**THE EXERCISE**: Pick out each line containing the string "Form".

— start ENTRIES SHOWN —

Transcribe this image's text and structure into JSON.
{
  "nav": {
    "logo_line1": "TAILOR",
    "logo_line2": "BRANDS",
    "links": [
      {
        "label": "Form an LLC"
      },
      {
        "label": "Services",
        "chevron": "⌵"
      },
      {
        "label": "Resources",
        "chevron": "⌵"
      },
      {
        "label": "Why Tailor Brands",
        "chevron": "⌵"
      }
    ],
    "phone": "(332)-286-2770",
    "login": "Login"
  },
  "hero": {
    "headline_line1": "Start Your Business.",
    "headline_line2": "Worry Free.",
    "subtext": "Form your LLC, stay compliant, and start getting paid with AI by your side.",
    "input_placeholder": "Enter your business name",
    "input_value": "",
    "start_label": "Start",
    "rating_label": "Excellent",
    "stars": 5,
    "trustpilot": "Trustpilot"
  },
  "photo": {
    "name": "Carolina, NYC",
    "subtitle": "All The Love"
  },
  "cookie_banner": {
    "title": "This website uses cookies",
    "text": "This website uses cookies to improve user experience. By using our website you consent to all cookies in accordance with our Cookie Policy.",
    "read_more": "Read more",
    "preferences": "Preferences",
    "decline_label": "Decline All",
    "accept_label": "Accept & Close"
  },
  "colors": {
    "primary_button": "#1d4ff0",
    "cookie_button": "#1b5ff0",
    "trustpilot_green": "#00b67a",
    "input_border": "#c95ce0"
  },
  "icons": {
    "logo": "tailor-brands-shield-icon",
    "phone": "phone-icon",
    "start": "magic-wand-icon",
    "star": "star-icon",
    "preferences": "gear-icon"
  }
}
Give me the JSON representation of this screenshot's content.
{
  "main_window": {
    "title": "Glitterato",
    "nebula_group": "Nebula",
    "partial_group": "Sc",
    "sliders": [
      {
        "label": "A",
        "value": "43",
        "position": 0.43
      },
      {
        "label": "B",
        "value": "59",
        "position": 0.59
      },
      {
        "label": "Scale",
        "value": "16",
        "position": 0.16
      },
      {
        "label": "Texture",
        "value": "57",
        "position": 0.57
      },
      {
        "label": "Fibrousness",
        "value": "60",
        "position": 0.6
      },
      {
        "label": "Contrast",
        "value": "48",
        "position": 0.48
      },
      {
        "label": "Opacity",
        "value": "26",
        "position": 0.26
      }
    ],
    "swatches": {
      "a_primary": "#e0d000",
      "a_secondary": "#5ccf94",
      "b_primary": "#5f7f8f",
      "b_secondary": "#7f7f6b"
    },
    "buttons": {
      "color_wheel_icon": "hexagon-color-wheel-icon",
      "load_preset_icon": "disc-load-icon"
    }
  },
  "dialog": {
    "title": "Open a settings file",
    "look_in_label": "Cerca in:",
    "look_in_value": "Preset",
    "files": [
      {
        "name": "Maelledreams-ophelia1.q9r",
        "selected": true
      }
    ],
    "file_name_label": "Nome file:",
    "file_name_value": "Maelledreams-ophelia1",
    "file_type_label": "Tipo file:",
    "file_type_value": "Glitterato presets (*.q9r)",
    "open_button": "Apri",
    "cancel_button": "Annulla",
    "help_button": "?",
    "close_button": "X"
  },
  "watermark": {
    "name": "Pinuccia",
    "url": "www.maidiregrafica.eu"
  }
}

— end ENTRIES SHOWN —
— start ENTRIES SHOWN —

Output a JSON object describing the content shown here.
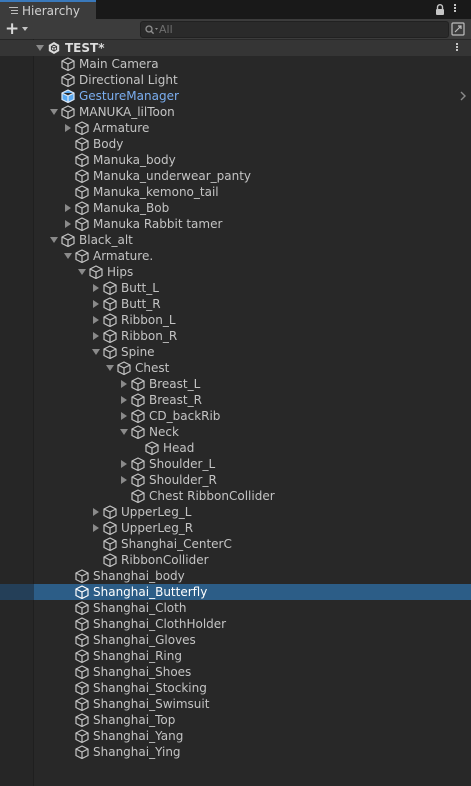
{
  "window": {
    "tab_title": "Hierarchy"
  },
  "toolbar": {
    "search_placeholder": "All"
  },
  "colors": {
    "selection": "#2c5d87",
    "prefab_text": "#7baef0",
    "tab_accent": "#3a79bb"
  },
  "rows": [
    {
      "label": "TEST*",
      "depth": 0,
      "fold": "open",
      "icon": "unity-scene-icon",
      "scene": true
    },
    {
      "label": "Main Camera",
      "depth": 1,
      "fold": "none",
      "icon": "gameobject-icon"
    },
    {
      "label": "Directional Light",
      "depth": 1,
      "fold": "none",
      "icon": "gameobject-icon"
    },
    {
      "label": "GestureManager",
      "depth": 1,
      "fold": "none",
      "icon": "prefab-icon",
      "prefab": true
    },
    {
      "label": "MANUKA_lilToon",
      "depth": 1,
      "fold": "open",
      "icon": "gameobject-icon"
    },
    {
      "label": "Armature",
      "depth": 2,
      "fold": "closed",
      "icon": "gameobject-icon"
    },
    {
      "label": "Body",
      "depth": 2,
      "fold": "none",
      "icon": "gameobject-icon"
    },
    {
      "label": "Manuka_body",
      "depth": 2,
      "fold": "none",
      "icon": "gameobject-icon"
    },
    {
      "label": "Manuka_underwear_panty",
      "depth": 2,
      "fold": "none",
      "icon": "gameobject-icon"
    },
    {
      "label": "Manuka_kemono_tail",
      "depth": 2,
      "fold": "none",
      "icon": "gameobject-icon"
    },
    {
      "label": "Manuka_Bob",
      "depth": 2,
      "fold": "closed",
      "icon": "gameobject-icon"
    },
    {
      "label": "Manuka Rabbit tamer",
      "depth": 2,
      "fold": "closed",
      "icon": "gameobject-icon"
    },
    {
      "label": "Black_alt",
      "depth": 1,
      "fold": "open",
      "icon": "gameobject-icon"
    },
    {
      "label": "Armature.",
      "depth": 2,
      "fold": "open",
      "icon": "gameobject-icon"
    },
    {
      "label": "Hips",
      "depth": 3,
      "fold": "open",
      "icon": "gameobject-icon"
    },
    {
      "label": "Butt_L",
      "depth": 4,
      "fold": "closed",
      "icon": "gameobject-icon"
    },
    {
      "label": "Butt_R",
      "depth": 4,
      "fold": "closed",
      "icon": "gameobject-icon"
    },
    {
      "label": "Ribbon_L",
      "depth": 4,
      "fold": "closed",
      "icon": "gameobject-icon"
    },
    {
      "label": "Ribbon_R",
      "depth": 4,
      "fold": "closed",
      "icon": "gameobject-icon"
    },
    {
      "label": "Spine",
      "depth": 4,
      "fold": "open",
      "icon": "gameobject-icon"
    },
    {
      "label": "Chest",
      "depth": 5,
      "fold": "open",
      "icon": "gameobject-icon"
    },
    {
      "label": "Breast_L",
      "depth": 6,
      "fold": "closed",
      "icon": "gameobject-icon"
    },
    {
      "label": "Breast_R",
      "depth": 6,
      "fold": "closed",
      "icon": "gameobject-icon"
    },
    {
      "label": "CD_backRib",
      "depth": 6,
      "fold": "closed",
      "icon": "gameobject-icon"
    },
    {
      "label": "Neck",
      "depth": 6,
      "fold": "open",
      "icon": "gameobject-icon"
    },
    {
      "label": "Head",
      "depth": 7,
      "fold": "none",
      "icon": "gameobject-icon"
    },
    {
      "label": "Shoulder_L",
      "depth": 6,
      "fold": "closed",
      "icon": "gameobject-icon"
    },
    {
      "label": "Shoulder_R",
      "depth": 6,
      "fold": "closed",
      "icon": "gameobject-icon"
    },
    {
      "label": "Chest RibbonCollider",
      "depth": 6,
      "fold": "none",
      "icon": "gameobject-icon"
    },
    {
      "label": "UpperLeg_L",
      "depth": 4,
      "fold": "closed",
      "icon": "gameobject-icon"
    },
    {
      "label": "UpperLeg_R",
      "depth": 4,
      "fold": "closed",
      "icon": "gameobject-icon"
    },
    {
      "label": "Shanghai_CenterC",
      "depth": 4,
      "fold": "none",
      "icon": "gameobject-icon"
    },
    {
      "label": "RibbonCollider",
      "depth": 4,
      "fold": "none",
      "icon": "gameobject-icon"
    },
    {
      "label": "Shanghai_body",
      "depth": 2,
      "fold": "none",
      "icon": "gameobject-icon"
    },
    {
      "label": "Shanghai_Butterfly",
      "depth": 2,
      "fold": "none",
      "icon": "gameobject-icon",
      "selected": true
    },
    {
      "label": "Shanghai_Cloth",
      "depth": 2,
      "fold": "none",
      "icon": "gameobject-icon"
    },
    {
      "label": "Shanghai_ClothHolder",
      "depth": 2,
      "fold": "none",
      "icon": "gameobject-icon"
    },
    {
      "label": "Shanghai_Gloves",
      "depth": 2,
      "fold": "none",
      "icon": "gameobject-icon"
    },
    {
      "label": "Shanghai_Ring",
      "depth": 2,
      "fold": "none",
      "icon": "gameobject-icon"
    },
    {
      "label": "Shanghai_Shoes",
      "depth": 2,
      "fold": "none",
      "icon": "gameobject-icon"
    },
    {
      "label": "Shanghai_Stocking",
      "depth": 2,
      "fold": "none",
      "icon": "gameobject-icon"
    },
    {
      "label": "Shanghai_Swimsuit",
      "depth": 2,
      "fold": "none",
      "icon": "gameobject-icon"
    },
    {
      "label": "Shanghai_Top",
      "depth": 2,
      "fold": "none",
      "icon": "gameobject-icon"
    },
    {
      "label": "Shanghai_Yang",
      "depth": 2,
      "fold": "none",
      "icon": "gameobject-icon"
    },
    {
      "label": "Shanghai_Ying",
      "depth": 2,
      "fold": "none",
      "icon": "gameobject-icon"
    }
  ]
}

— end ENTRIES SHOWN —
— start ENTRIES SHOWN —

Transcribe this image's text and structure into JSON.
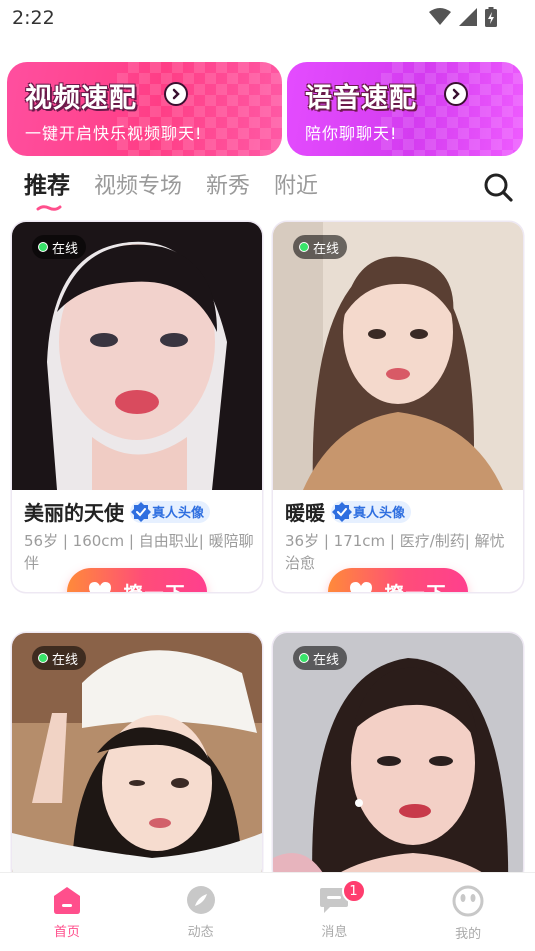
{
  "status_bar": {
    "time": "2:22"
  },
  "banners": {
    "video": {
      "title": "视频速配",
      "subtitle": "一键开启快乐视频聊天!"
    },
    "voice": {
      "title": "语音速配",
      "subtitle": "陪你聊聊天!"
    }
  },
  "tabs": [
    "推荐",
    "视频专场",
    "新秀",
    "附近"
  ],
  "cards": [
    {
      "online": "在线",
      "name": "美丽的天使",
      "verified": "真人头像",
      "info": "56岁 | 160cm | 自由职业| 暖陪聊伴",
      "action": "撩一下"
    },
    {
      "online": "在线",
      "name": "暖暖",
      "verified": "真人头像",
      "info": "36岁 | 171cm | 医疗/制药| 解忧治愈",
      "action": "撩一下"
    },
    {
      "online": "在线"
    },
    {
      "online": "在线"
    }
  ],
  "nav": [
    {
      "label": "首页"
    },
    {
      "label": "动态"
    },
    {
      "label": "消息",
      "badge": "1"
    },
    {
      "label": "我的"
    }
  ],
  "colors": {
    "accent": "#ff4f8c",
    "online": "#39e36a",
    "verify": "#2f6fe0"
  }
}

— end ENTRIES SHOWN —

**ANSWER TO THIS PROBLEM**:
        "label": "Form an LLC"
    "subtext": "Form your LLC, stay compliant, and start getting paid with AI by your side.",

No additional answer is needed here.